[Source records]
►

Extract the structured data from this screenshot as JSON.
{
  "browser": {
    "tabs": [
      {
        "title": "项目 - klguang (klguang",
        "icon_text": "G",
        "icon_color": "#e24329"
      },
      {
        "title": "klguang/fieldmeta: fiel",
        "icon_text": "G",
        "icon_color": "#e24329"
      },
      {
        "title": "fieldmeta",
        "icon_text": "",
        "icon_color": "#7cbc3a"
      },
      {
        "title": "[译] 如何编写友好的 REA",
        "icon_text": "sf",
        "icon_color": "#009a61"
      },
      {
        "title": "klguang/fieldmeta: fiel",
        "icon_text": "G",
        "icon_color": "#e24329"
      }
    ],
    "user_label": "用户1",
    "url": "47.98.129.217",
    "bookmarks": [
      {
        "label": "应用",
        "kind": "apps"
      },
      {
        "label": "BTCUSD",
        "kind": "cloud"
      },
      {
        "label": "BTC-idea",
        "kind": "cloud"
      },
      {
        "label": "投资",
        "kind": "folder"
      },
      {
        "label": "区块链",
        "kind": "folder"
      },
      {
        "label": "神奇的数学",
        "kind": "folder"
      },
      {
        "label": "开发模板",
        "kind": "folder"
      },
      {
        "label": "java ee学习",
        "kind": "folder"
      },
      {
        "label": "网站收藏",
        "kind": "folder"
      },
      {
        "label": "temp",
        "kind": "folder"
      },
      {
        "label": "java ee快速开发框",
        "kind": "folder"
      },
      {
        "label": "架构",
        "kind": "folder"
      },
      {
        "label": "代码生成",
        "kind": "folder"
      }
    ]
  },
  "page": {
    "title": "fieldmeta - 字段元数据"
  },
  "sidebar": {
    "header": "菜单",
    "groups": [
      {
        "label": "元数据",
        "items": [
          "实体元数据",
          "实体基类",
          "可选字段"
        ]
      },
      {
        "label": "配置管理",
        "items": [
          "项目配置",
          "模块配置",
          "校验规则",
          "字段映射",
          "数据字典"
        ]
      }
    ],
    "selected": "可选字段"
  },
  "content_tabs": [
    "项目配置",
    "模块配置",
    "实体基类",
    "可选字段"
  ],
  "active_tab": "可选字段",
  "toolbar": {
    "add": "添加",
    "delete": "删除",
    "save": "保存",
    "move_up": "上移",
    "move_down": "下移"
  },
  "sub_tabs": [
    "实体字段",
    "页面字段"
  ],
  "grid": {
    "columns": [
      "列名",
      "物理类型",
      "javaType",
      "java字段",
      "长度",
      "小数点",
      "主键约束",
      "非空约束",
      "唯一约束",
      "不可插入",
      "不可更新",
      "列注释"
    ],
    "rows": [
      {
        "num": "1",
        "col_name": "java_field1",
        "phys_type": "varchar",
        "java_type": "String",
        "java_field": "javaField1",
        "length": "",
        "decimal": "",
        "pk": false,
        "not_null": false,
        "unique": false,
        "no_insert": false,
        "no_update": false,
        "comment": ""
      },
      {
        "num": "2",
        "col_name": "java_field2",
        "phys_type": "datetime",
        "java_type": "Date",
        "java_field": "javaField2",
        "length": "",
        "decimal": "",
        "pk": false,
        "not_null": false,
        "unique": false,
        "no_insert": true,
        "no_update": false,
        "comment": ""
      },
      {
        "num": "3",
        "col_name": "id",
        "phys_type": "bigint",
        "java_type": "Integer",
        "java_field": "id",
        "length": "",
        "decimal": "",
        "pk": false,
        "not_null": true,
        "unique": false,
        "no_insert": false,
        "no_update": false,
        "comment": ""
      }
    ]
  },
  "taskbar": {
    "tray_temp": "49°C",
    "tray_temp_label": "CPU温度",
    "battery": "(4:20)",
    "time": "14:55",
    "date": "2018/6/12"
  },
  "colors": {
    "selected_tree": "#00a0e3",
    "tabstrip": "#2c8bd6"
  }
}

◄

§ Task instructions
Pick out and copy the lines of the material that include the word "可选字段".

§ Answer to this problem
          "可选字段"
    "selected": "可选字段"
    "可选字段"
  "active_tab": "可选字段",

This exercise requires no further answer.